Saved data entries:
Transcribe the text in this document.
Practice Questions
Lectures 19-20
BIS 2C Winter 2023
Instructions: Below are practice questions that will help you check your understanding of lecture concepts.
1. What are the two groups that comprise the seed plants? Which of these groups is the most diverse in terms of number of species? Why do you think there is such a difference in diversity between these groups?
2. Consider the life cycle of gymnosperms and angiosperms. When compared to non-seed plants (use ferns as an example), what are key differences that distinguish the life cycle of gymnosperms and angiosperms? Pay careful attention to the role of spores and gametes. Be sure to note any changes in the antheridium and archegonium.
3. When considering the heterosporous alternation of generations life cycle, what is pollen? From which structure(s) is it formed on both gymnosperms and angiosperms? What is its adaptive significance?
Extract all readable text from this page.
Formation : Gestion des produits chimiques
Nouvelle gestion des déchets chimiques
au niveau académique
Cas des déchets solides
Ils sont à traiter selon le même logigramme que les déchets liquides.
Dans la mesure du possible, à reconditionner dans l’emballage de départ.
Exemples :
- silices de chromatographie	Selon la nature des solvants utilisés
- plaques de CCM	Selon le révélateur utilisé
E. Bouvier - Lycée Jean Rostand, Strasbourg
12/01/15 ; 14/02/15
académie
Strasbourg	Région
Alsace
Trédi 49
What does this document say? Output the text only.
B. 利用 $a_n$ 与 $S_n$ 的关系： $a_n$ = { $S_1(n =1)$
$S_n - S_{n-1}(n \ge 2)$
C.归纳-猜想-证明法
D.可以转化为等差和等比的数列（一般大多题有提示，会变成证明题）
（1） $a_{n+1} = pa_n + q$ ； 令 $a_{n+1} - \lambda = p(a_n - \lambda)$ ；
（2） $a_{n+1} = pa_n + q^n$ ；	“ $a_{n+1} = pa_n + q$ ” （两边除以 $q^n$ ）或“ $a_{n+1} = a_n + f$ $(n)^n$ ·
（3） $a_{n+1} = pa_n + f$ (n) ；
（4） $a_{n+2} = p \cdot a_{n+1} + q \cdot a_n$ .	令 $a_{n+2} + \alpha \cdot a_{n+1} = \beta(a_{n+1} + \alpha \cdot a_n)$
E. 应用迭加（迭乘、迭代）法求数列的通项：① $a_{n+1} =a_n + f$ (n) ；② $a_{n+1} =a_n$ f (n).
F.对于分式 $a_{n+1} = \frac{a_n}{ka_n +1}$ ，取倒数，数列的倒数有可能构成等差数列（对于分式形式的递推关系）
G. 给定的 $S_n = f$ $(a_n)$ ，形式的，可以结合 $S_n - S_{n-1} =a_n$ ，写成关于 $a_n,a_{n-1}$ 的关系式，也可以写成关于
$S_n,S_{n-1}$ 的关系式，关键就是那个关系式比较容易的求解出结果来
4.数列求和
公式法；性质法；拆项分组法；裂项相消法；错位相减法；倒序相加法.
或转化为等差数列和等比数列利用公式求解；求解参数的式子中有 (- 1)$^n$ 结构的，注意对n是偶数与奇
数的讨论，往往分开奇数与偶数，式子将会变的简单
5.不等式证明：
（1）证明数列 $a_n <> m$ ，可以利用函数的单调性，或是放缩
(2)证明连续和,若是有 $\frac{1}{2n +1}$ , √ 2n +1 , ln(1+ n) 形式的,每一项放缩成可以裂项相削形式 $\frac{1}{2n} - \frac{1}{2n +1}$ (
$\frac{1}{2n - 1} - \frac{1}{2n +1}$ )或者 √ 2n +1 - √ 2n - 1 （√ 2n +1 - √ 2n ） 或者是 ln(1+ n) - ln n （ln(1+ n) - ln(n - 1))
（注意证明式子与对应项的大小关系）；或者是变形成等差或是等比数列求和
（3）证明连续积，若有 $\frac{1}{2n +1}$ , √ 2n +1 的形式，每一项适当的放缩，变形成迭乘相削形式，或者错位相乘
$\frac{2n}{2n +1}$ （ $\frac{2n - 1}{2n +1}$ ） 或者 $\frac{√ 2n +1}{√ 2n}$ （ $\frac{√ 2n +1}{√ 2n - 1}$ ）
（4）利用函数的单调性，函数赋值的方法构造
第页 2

Stated task:
Read the entries above, then pull out the lines that include "cycle".

Solution to the problem:
2. Consider the life cycle of gymnosperms and angiosperms. When compared to non-seed plants (use ferns as an example), what are key differences that distinguish the life cycle of gymnosperms and angiosperms? Pay careful attention to the role of spores and gametes. Be sure to note any changes in the antheridium and archegonium.
3. When considering the heterosporous alternation of generations life cycle, what is pollen? From which structure(s) is it formed on both gymnosperms and angiosperms? What is its adaptive significance?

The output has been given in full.